▸ TASK MATERIAL:
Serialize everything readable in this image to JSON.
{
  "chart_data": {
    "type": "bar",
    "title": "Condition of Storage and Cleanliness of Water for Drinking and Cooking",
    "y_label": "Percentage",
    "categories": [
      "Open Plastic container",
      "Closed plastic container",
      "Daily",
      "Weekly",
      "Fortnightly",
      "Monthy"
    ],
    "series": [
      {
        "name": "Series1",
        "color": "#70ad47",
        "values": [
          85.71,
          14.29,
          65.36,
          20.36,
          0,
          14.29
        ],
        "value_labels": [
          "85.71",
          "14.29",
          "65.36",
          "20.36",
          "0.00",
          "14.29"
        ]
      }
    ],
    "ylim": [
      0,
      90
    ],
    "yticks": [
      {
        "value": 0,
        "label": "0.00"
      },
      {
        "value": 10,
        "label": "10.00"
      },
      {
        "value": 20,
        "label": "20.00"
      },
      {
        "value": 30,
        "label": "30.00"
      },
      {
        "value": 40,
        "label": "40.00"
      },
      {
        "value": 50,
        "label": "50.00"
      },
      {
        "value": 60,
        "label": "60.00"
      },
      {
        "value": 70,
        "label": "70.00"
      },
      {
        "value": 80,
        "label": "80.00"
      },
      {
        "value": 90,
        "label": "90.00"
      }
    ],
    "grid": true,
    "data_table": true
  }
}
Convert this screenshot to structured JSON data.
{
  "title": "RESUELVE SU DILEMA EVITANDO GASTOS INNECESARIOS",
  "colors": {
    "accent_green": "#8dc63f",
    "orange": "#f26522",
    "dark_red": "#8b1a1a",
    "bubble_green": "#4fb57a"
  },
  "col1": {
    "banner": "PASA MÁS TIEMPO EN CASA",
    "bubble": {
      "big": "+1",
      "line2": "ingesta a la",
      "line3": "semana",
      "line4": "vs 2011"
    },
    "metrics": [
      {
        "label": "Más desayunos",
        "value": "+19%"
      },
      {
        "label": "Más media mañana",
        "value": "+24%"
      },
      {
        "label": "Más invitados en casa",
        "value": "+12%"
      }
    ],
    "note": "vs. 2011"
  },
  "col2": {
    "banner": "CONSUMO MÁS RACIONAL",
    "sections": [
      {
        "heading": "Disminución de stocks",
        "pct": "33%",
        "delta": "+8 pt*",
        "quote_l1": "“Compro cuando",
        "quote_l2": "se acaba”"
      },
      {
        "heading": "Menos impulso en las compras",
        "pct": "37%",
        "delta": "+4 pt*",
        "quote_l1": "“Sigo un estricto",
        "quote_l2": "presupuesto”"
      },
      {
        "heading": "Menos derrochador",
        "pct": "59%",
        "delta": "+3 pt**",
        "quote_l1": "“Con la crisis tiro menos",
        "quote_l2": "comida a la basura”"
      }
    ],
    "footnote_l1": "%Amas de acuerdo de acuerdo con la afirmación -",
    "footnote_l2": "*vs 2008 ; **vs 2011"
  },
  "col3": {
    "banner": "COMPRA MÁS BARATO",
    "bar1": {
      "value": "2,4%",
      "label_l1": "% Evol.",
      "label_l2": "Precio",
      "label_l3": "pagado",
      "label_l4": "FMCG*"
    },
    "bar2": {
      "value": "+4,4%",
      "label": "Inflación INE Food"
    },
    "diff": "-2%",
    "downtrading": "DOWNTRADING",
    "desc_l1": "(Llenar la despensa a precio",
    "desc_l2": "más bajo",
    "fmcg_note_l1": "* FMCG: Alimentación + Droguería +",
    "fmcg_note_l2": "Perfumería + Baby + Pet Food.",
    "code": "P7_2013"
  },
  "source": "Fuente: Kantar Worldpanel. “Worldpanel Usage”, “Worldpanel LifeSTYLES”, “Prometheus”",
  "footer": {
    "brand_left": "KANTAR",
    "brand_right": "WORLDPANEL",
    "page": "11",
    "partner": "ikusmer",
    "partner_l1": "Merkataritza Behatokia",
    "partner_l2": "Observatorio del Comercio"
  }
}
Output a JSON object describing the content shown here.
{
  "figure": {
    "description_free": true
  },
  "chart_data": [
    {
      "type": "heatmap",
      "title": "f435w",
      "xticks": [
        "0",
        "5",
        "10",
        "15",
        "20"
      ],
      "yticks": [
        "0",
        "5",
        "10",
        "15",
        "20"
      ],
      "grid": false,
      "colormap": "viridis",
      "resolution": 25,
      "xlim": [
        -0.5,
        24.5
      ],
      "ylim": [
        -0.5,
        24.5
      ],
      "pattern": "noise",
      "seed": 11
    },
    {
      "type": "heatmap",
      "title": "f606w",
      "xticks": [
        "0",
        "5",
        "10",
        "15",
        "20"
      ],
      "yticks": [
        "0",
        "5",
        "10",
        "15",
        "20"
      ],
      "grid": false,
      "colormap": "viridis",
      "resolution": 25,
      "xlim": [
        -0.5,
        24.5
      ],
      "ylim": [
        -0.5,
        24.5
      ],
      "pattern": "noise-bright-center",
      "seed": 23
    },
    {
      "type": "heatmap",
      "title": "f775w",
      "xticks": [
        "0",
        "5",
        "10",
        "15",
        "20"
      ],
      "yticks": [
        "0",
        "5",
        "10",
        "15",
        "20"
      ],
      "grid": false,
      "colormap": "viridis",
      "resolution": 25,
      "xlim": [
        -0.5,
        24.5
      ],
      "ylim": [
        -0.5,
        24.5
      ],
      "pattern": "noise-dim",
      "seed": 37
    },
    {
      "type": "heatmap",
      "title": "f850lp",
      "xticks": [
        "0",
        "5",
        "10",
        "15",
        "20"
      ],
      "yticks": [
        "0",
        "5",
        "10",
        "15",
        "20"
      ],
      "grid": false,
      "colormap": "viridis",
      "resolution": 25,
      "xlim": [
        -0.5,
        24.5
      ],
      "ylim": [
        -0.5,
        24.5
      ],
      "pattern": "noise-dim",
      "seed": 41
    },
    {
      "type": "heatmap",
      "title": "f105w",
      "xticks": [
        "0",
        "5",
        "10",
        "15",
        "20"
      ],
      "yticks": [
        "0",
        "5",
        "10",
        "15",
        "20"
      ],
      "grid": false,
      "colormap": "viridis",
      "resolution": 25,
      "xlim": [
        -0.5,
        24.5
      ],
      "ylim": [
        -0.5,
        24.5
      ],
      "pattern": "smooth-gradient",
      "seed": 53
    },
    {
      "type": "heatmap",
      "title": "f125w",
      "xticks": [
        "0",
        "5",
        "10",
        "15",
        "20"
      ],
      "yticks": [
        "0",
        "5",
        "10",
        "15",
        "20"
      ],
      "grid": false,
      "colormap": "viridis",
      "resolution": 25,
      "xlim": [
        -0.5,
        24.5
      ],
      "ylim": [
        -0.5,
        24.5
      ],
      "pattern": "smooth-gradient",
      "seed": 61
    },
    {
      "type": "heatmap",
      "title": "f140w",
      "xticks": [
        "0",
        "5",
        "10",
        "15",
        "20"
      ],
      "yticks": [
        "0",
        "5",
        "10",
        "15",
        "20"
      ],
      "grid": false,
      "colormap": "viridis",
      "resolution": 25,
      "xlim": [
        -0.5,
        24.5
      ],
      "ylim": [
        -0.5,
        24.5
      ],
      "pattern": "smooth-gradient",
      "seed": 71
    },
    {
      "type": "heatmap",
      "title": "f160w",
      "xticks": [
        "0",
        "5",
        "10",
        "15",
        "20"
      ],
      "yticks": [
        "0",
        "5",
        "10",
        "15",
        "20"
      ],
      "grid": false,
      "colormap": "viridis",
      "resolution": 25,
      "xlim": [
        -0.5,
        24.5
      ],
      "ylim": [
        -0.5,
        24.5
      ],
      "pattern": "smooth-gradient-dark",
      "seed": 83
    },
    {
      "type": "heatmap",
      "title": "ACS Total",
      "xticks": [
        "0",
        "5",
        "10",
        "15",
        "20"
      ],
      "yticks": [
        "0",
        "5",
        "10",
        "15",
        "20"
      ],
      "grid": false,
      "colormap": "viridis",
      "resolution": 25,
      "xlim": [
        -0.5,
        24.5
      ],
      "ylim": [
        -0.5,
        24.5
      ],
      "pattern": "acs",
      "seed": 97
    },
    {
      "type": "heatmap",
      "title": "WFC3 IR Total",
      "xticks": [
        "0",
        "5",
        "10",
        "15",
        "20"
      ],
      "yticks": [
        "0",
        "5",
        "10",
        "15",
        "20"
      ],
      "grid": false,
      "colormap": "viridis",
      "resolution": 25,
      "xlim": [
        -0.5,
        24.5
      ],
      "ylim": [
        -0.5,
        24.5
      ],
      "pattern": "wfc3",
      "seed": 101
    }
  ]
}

▸ DIRECTIONS FOR THIS TASK: Copy down every line of the entries containing the word "seed".

▸ PROBLEM SOLUTION:
      "seed": 11
      "seed": 23
      "seed": 37
      "seed": 41
      "seed": 53
      "seed": 61
      "seed": 71
      "seed": 83
      "seed": 97
      "seed": 101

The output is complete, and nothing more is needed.